◆ Dataset excerpt:
---------------
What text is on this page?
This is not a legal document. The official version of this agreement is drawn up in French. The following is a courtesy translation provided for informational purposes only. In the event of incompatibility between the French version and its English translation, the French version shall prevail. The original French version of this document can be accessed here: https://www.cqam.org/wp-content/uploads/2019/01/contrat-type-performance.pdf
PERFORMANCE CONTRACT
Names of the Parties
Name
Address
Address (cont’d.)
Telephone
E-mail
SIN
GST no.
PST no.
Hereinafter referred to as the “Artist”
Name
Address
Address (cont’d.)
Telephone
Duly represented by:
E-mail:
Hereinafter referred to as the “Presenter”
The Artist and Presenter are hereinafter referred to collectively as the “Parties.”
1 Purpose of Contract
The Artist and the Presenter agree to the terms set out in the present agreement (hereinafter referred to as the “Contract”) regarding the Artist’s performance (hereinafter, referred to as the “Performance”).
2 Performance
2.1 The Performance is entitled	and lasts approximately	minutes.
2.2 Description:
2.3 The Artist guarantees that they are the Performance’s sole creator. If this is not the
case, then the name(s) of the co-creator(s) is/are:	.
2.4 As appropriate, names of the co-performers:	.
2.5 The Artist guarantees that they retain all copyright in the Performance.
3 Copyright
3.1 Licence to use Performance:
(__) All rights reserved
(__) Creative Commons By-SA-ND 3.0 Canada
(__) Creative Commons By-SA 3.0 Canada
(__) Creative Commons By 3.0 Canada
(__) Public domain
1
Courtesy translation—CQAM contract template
---------------
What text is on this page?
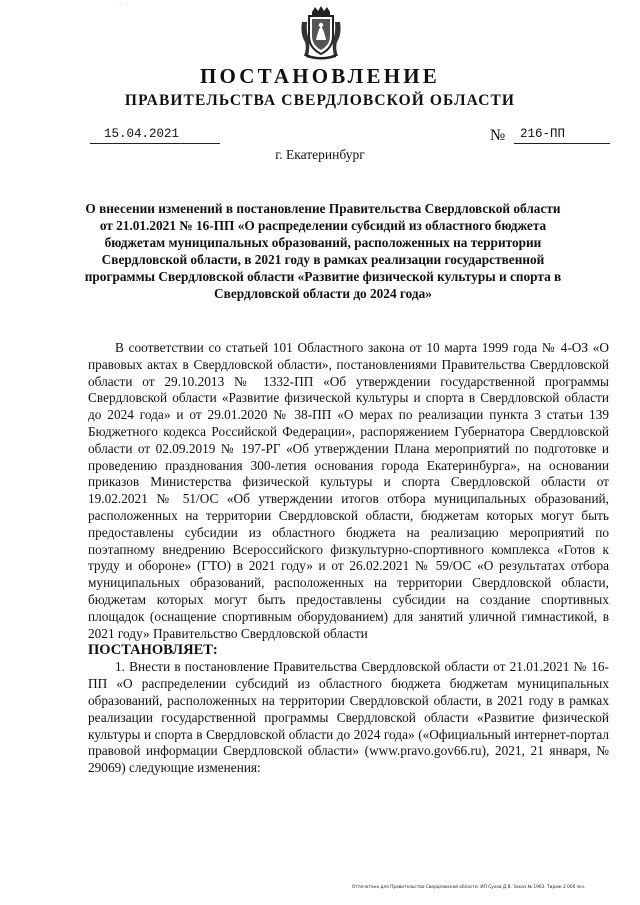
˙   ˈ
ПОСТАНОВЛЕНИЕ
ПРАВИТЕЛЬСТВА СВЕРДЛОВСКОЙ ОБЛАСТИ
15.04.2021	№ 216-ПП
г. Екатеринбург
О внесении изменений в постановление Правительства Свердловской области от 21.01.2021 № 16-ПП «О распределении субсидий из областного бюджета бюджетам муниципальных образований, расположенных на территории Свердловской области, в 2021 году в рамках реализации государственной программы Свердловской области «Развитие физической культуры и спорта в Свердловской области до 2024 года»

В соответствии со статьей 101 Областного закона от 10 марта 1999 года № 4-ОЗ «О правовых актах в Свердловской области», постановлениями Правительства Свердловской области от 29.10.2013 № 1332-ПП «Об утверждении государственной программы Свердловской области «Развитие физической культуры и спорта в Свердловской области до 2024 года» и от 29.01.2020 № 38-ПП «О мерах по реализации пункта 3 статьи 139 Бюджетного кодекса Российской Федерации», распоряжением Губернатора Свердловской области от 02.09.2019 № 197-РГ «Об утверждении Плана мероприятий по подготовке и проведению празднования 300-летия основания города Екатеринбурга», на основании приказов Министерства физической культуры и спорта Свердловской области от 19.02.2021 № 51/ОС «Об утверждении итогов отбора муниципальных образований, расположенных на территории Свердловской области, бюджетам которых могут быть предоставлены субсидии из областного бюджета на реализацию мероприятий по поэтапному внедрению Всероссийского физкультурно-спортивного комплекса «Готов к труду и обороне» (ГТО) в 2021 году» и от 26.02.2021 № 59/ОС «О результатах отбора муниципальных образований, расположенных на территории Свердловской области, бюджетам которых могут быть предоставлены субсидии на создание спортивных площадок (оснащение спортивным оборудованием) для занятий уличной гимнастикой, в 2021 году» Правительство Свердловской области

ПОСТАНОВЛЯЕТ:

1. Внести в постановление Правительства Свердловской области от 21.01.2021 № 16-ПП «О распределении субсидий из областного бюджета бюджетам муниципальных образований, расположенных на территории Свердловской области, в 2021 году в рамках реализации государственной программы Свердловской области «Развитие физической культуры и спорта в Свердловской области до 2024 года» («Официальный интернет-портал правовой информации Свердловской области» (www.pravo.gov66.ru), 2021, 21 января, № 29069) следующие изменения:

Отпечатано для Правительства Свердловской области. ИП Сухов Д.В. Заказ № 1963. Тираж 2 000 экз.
---------------
◆ EXERCISE:
Go through the records and show every line with the string "Canada" in it.

◆ THE ANSWER:
(__) Creative Commons By-SA-ND 3.0 Canada
(__) Creative Commons By-SA 3.0 Canada
(__) Creative Commons By 3.0 Canada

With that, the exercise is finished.